Exercise requirements:
Read the lines that follow and pick out every one containing the word "TradeWave".

Input records:
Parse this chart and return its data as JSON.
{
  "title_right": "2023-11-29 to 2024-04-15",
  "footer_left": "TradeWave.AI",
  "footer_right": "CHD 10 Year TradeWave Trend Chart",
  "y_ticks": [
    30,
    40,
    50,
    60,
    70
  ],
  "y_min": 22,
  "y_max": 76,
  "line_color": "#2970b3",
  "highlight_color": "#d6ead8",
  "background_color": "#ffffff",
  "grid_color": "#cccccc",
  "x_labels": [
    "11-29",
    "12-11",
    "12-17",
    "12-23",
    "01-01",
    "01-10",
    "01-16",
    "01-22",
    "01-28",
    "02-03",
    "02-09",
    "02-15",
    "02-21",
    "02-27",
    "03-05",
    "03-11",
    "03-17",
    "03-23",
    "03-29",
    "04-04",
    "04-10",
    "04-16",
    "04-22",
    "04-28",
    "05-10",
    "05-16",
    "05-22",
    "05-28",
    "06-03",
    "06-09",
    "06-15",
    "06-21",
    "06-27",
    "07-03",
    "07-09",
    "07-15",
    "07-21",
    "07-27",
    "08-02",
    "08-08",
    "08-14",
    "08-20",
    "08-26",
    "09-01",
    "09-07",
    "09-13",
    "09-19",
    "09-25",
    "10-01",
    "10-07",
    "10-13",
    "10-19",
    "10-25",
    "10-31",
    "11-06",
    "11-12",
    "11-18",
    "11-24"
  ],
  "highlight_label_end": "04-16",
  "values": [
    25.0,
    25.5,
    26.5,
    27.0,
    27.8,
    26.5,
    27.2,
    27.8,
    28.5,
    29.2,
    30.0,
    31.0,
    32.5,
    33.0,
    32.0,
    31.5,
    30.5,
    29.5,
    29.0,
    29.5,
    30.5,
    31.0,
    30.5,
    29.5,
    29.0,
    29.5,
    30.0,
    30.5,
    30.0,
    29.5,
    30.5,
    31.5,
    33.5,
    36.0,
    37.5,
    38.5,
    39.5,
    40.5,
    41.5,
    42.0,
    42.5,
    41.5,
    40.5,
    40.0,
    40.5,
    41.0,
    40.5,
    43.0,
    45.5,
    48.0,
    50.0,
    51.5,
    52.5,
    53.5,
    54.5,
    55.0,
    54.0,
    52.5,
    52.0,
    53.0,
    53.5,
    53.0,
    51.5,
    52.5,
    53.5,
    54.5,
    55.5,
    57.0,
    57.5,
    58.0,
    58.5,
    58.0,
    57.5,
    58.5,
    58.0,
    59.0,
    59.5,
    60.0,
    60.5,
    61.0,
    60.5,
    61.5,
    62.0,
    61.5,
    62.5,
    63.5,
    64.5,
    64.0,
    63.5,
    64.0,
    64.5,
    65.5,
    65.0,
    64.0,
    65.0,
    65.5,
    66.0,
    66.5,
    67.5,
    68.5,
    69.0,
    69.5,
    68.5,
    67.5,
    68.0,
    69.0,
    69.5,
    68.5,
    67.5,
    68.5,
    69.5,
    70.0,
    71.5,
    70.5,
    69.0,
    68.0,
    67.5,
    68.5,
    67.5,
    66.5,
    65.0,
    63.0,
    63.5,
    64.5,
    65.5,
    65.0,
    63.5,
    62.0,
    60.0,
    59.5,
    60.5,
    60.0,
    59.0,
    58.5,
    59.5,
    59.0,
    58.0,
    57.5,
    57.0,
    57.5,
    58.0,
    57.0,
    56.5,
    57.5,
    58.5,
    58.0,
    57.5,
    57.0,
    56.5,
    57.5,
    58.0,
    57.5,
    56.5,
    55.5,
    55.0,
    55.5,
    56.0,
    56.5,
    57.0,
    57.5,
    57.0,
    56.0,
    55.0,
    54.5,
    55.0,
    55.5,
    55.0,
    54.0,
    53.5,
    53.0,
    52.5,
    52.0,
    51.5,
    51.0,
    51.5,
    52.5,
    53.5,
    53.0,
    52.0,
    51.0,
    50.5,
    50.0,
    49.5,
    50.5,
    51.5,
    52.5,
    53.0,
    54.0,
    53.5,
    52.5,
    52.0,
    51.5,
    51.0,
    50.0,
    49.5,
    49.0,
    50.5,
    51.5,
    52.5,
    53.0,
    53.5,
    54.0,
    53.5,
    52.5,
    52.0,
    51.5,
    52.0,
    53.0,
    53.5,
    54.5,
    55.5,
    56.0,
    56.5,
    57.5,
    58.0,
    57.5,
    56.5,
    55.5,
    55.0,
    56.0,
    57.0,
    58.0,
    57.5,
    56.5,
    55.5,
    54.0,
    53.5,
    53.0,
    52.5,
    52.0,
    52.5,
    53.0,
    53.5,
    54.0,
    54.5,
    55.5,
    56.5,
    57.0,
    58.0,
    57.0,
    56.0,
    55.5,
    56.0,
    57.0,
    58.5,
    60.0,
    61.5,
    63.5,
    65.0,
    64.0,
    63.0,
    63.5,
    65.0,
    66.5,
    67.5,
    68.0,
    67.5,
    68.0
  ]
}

Solution for this exercise:
  "footer_left": "TradeWave.AI",
  "footer_right": "CHD 10 Year TradeWave Trend Chart",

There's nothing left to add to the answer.